#### [TO DO]
Write out, precisely and in full, each line of the material.

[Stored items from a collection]
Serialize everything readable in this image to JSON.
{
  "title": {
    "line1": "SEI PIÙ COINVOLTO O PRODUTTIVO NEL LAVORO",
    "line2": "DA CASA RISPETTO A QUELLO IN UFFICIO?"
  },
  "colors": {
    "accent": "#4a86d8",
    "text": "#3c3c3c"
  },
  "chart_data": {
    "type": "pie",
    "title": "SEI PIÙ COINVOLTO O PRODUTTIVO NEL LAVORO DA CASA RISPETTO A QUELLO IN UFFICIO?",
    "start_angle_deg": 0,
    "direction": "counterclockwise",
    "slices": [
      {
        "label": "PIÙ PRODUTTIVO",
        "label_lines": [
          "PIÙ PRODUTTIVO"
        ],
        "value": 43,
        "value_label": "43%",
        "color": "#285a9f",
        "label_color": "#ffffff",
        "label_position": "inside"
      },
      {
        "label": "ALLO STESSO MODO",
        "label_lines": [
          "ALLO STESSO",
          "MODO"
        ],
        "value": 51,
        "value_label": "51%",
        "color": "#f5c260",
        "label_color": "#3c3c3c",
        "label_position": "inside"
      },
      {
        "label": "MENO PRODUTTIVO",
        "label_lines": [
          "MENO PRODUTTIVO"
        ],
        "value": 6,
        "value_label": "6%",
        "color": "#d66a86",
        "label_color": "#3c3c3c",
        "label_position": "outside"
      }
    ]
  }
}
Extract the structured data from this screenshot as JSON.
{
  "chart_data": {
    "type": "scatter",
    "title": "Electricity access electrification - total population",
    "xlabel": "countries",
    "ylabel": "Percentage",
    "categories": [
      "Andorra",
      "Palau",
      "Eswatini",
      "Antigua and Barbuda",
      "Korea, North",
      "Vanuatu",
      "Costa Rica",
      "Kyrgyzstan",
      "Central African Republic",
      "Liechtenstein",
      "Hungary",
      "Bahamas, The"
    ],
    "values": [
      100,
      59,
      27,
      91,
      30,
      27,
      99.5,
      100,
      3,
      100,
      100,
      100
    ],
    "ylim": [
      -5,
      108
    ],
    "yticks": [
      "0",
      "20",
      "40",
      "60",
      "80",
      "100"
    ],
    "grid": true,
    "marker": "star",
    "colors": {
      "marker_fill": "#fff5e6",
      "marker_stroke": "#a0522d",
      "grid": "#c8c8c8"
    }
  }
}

#### [TASK RESPONSE]
Serialize everything readable in this image to JSON.
{
  "title": {
    "line1": "SEI PIÙ COINVOLTO O PRODUTTIVO NEL LAVORO",
    "line2": "DA CASA RISPETTO A QUELLO IN UFFICIO?"
  },
  "colors": {
    "accent": "#4a86d8",
    "text": "#3c3c3c"
  },
  "chart_data": {
    "type": "pie",
    "title": "SEI PIÙ COINVOLTO O PRODUTTIVO NEL LAVORO DA CASA RISPETTO A QUELLO IN UFFICIO?",
    "start_angle_deg": 0,
    "direction": "counterclockwise",
    "slices": [
      {
        "label": "PIÙ PRODUTTIVO",
        "label_lines": [
          "PIÙ PRODUTTIVO"
        ],
        "value": 43,
        "value_label": "43%",
        "color": "#285a9f",
        "label_color": "#ffffff",
        "label_position": "inside"
      },
      {
        "label": "ALLO STESSO MODO",
        "label_lines": [
          "ALLO STESSO",
          "MODO"
        ],
        "value": 51,
        "value_label": "51%",
        "color": "#f5c260",
        "label_color": "#3c3c3c",
        "label_position": "inside"
      },
      {
        "label": "MENO PRODUTTIVO",
        "label_lines": [
          "MENO PRODUTTIVO"
        ],
        "value": 6,
        "value_label": "6%",
        "color": "#d66a86",
        "label_color": "#3c3c3c",
        "label_position": "outside"
      }
    ]
  }
}
Extract the structured data from this screenshot as JSON.
{
  "chart_data": {
    "type": "scatter",
    "title": "Electricity access electrification - total population",
    "xlabel": "countries",
    "ylabel": "Percentage",
    "categories": [
      "Andorra",
      "Palau",
      "Eswatini",
      "Antigua and Barbuda",
      "Korea, North",
      "Vanuatu",
      "Costa Rica",
      "Kyrgyzstan",
      "Central African Republic",
      "Liechtenstein",
      "Hungary",
      "Bahamas, The"
    ],
    "values": [
      100,
      59,
      27,
      91,
      30,
      27,
      99.5,
      100,
      3,
      100,
      100,
      100
    ],
    "ylim": [
      -5,
      108
    ],
    "yticks": [
      "0",
      "20",
      "40",
      "60",
      "80",
      "100"
    ],
    "grid": true,
    "marker": "star",
    "colors": {
      "marker_fill": "#fff5e6",
      "marker_stroke": "#a0522d",
      "grid": "#c8c8c8"
    }
  }
}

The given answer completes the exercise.